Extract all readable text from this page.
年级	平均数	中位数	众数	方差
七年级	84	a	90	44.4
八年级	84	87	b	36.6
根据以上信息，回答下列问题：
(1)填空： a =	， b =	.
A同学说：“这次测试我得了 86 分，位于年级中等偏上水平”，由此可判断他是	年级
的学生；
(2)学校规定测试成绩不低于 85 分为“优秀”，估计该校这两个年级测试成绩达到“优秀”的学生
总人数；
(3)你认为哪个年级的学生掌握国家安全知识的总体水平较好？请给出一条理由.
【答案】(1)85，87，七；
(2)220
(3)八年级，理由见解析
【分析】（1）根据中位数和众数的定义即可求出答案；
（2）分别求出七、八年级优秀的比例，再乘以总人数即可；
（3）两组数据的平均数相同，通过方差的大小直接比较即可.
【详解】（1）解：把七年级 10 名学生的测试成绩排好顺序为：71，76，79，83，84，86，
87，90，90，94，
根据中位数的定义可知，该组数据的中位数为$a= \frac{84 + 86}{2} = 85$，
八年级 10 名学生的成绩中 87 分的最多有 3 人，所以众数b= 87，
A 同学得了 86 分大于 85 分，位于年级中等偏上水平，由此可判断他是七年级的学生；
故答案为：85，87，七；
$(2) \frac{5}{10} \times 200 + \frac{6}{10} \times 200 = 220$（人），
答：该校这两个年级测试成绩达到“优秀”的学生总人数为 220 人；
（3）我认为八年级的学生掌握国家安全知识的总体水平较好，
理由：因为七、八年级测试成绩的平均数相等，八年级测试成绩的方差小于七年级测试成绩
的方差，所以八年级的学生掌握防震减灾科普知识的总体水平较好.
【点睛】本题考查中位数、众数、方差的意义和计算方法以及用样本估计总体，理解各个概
☆ ☆ ☆ ☆ ☆
TASK:
Write every record out again, unaltered.

EXERCISE ANSWER:
Extract all readable text from this page.
年级	平均数	中位数	众数	方差
七年级	84	a	90	44.4
八年级	84	87	b	36.6
根据以上信息，回答下列问题：
(1)填空： a =	， b =	.
A同学说：“这次测试我得了 86 分，位于年级中等偏上水平”，由此可判断他是	年级
的学生；
(2)学校规定测试成绩不低于 85 分为“优秀”，估计该校这两个年级测试成绩达到“优秀”的学生
总人数；
(3)你认为哪个年级的学生掌握国家安全知识的总体水平较好？请给出一条理由.
【答案】(1)85，87，七；
(2)220
(3)八年级，理由见解析
【分析】（1）根据中位数和众数的定义即可求出答案；
（2）分别求出七、八年级优秀的比例，再乘以总人数即可；
（3）两组数据的平均数相同，通过方差的大小直接比较即可.
【详解】（1）解：把七年级 10 名学生的测试成绩排好顺序为：71，76，79，83，84，86，
87，90，90，94，
根据中位数的定义可知，该组数据的中位数为$a= \frac{84 + 86}{2} = 85$，
八年级 10 名学生的成绩中 87 分的最多有 3 人，所以众数b= 87，
A 同学得了 86 分大于 85 分，位于年级中等偏上水平，由此可判断他是七年级的学生；
故答案为：85，87，七；
$(2) \frac{5}{10} \times 200 + \frac{6}{10} \times 200 = 220$（人），
答：该校这两个年级测试成绩达到“优秀”的学生总人数为 220 人；
（3）我认为八年级的学生掌握国家安全知识的总体水平较好，
理由：因为七、八年级测试成绩的平均数相等，八年级测试成绩的方差小于七年级测试成绩
的方差，所以八年级的学生掌握防震减灾科普知识的总体水平较好.
【点睛】本题考查中位数、众数、方差的意义和计算方法以及用样本估计总体，理解各个概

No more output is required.